Look through the data below. Show each line where the string "automatically" occurs.
╭──
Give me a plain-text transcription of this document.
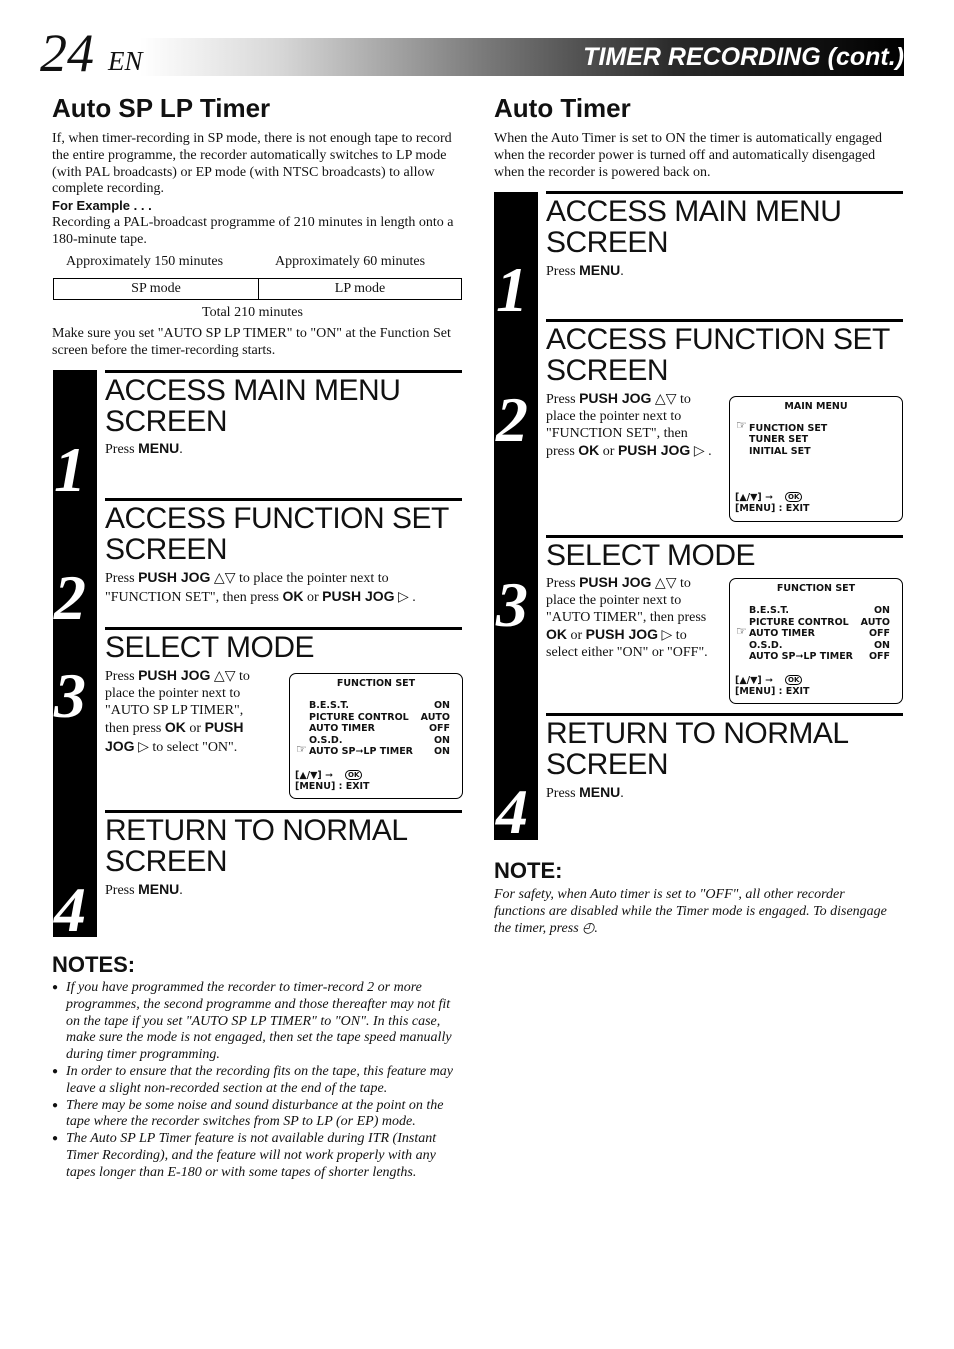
24 EN	TIMER RECORDING (cont.)
Auto SP LP Timer
If, when timer-recording in SP mode, there is not enough tape to record the entire programme, the recorder automatically switches to LP mode (with PAL broadcasts) or EP mode (with NTSC broadcasts) to allow complete recording.
For Example . . .
Recording a PAL-broadcast programme of 210 minutes in length onto a 180-minute tape.
Approximately 150 minutes	Approximately 60 minutes
SP mode	LP mode
Total 210 minutes
Make sure you set "AUTO SP LP TIMER" to "ON" at the Function Set screen before the timer-recording starts.
1
2
3
4
ACCESS MAIN MENU SCREEN
Press MENU.
ACCESS FUNCTION SET SCREEN
Press PUSH JOG △▽ to place the pointer next to "FUNCTION SET", then press OK or PUSH JOG ▷ .
SELECT MODE
Press PUSH JOG △▽ to place the pointer next to "AUTO SP LP TIMER", then press OK or PUSH JOG ▷ to select "ON".
FUNCTION SET
B.E.S.T.	ON
PICTURE CONTROL AUTO
AUTO TIMER	OFF
O.S.D.	ON
☞ AUTO SP➞LP TIMER ON
[▲/▼] ➞	OK
[MENU] : EXIT
RETURN TO NORMAL SCREEN
Press MENU.
NOTES:
● If you have programmed the recorder to timer-record 2 or more programmes, the second programme and those thereafter may not fit on the tape if you set "AUTO SP LP TIMER" to "ON". In this case, make sure the mode is not engaged, then set the tape speed manually during timer programming.
● In order to ensure that the recording fits on the tape, this feature may leave a slight non-recorded section at the end of the tape.
● There may be some noise and sound disturbance at the point on the tape where the recorder switches from SP to LP (or EP) mode.
● The Auto SP LP Timer feature is not available during ITR (Instant Timer Recording), and the feature will not work properly with any tapes longer than E-180 or with some tapes of shorter lengths.
Auto Timer
When the Auto Timer is set to ON the timer is automatically engaged when the recorder power is turned off and automatically disengaged when the recorder is powered back on.
1
2
3
4
ACCESS MAIN MENU SCREEN
Press MENU.
ACCESS FUNCTION SET SCREEN
Press PUSH JOG △▽ to place the pointer next to "FUNCTION SET", then press OK or PUSH JOG ▷ .
MAIN MENU
☞ FUNCTION SET
TUNER SET
INITIAL SET
[▲/▼] ➞	OK
[MENU] : EXIT
SELECT MODE
Press PUSH JOG △▽ to place the pointer next to "AUTO TIMER", then press OK or PUSH JOG ▷ to select either "ON" or "OFF".
FUNCTION SET
B.E.S.T.	ON
PICTURE CONTROL AUTO
☞ AUTO TIMER	OFF
O.S.D.	ON
AUTO SP➞LP TIMER OFF
[▲/▼] ➞	OK
[MENU] : EXIT
RETURN TO NORMAL SCREEN
Press MENU.
NOTE:
For safety, when Auto timer is set to "OFF", all other recorder functions are disabled while the Timer mode is engaged. To disengage the timer, press ◴.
╰──
**Result for this exercise**.
If, when timer-recording in SP mode, there is not enough tape to record the entire programme, the recorder automatically switches to LP mode (with PAL broadcasts) or EP mode (with NTSC broadcasts) to allow complete recording.
When the Auto Timer is set to ON the timer is automatically engaged when the recorder power is turned off and automatically disengaged when the recorder is powered back on.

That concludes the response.